EXCERPT PROVIDED:

—————

6.7.2. CORC cables fault performances and their application in CETUs.

Recently CORC cables were proposed for being used in many applications such as magnets and transformers. They are a possible solution to be applied in stand-alone power grids, such as in aircraft and ship. This is not only due to their performance in steady state but also is due to their fault current limiting capabilities. Recently, numerous studies were investigated to show their performance in aircraft under faults and transient [63, 214]. It should be highlighted however that the fault location and detection algorithm must be adjusted with respect to their specific structures.

6.7.3. Hybrid energy lines (HELs) and the fault behaviour of the HTS tapes in LNG cryogenic environment.

During the last decade, a novel type of energy line was proposed to simultaneously transmit the electrical power and LNG, known as HELs. In such energy lines, a superconducting cable is implemented into a pipeline that transmits the LNG/LH2. These lines can provide a large energy transmission capacity, low AC loss, and long-distance transmission system while LNG/LH2 can provide an excellent cryogenic environment which leads to enhancement of critical current [207, 215]. Their design, cooling considerations, thermal insulations, and dielectrics are discussed in details in [216, 217].

—————

DATASET CONTENT:
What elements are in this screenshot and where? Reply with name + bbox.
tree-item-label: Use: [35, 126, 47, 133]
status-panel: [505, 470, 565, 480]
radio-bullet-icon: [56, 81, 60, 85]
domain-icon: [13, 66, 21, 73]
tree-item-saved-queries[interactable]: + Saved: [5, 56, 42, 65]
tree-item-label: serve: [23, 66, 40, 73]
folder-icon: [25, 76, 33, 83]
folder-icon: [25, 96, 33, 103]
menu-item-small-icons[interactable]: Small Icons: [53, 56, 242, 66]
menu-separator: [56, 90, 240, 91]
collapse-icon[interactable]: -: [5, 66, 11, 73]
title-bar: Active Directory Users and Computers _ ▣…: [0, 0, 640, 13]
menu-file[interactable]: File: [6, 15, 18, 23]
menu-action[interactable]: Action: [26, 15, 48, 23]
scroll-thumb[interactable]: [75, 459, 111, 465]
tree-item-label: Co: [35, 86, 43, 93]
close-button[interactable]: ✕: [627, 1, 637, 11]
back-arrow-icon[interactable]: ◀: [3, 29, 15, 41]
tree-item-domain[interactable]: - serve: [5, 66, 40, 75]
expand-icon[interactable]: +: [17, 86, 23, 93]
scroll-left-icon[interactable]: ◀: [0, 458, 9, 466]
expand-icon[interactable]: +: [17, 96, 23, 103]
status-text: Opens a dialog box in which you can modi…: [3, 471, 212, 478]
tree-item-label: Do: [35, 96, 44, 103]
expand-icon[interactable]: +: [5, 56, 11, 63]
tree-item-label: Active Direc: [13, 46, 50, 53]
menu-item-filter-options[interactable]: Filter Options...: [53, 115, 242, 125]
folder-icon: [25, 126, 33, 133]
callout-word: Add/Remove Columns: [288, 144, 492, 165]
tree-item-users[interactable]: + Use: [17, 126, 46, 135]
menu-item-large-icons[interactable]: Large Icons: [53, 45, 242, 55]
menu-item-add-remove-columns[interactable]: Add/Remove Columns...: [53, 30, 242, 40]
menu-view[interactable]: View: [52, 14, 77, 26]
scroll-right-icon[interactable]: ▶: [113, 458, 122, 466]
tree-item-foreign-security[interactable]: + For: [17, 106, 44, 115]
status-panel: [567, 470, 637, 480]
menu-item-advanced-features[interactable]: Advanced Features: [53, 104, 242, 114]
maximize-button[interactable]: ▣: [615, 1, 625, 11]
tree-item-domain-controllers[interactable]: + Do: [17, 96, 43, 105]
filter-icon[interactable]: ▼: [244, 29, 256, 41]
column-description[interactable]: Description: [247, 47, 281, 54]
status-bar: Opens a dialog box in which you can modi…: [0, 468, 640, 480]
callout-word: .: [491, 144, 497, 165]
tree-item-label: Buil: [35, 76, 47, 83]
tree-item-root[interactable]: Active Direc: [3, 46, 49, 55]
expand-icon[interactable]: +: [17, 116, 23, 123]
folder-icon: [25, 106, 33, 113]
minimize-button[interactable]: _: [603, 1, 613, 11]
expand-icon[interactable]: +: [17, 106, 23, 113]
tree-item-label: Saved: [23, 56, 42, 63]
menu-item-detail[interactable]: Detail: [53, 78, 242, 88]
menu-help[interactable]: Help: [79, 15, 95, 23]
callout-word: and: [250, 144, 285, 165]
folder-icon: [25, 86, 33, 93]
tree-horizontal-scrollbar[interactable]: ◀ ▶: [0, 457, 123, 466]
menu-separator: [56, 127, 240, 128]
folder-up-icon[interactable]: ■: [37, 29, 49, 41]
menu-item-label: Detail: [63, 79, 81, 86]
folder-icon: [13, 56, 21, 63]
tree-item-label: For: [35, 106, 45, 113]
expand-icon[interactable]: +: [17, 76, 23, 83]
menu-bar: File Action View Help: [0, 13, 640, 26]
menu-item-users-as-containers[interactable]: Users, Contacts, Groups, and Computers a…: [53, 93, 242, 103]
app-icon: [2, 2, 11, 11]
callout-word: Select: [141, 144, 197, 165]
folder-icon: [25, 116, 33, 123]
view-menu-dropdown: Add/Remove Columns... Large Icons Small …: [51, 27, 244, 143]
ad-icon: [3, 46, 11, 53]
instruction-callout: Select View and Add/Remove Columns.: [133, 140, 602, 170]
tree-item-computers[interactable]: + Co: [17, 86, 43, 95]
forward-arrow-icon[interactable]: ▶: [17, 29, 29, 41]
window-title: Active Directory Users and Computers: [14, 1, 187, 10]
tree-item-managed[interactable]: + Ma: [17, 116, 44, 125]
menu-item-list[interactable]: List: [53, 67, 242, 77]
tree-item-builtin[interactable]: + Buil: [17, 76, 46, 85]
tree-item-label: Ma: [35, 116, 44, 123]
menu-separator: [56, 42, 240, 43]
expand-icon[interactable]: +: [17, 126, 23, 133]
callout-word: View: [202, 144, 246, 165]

—————

REQUIRED ACTIONS:
1. Answer these questions using the excerpt on CORC cables and hybrid energy lines.
(a) Which two stand-alone power grids does the excerpt name as possible uses for CORC cables?
(b) According to the excerpt, what must be adjusted with respect to the specific structures of CORC cables?
(c) In a hybrid energy line, what is the superconducting cable implemented into?
2. Write a continuation of the excerpt on CORC cables and hybrid energy lines, starting after its final sentence.

ACTIVITY ANSWERS:
1.
(a) Aircraft and ship.
(b) The fault location and detection algorithm.
(c) A pipeline that transmits the LNG/LH2.

2.
Fault performance of HELs is highly important due to the fact that any failures in these energy lines could have collateral damages not only on the energy market economic concerns but also increase the safety risk regarding explosions of LNG/LH2. Therefore, they must have high reliability against short circuit faults and any other type of fault. The condition monitoring system of HELs needs novel methods due to their long length and different structure. Generally, faults can be categorised into three classes. The first one is related to faults and failures in LNG transmission systems, such as corrosion of their pipes and their cathodic protection. These types of faults could lead to malfunction of the cooling system which results in a quench of electrical parts. The second type is related to electrical faults in the superconducting part of the HEL. This not only causes damages to electrical parts but also could jeopardise the correct operation of LNG-related units. At last, there is a third type that engages electrical and LNG systems at the same time. This could be due to malfunctions in the cooling system. As a consequence of this, fault management strategies need to be more specific and must be capable of differing each type of these faults and making the right choices to increase the reliability and availability of the energy [218, 219].

7. Conclusion

The fault characteristic of high temperature suerconducting (HTS) cables is an important issue especially in future cryo-electric transportaion systems, HVDC grids, and wind applications. This is due to their different thermo-hydraulic and magnetomechanic characteristics during faults, in comparison to conventional cables and trasnmission lines. Thus, this paper has provided a topical review on all conducted and related studies on the fault and transient behaviours of HTS cables. Most important efforts of this paper are as follow:

  • A brief introduction on superconductors and HTS cables were provided
  • The structure, toplogy, and cooling designs of HTS cables were discussed and their impact on fault behaviour of HTS cables are assesst
  • The challenges that HTS cables can face during fault periods, were expressed in detail.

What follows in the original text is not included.